--- BEGIN Supplied data ---
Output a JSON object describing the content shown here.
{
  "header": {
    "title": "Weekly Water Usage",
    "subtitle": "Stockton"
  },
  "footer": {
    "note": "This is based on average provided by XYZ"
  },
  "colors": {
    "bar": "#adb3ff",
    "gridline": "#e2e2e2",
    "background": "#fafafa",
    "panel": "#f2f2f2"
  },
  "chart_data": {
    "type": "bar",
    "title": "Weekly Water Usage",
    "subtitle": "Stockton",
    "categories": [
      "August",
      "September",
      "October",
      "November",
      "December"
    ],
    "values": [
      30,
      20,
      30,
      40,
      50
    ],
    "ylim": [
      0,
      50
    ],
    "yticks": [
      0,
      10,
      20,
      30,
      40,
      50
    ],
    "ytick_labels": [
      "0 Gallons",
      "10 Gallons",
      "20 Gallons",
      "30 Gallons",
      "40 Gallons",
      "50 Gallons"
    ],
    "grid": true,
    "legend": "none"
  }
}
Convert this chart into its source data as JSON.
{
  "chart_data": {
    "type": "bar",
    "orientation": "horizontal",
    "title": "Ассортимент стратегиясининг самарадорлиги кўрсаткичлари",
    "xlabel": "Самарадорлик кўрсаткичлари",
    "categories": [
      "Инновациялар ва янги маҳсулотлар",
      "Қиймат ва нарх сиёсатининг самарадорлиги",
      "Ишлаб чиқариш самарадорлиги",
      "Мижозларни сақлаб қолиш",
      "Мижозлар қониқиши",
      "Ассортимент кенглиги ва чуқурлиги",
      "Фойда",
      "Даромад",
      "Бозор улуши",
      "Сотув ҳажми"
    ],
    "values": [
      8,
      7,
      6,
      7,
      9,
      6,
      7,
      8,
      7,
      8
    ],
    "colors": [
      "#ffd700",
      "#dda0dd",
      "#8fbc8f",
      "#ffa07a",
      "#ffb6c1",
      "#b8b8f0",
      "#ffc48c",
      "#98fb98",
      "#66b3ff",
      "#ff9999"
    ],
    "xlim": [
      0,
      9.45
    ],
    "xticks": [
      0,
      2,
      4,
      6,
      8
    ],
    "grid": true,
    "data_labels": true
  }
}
--- END Supplied data ---
| What the task asks |
Find the line that contains "Convert this chart". Repeat it and every line after it, exactly as written, up to and including the last line of the records above.

| Response |
Convert this chart into its source data as JSON.
{
  "chart_data": {
    "type": "bar",
    "orientation": "horizontal",
    "title": "Ассортимент стратегиясининг самарадорлиги кўрсаткичлари",
    "xlabel": "Самарадорлик кўрсаткичлари",
    "categories": [
      "Инновациялар ва янги маҳсулотлар",
      "Қиймат ва нарх сиёсатининг самарадорлиги",
      "Ишлаб чиқариш самарадорлиги",
      "Мижозларни сақлаб қолиш",
      "Мижозлар қониқиши",
      "Ассортимент кенглиги ва чуқурлиги",
      "Фойда",
      "Даромад",
      "Бозор улуши",
      "Сотув ҳажми"
    ],
    "values": [
      8,
      7,
      6,
      7,
      9,
      6,
      7,
      8,
      7,
      8
    ],
    "colors": [
      "#ffd700",
      "#dda0dd",
      "#8fbc8f",
      "#ffa07a",
      "#ffb6c1",
      "#b8b8f0",
      "#ffc48c",
      "#98fb98",
      "#66b3ff",
      "#ff9999"
    ],
    "xlim": [
      0,
      9.45
    ],
    "xticks": [
      0,
      2,
      4,
      6,
      8
    ],
    "grid": true,
    "data_labels": true
  }
}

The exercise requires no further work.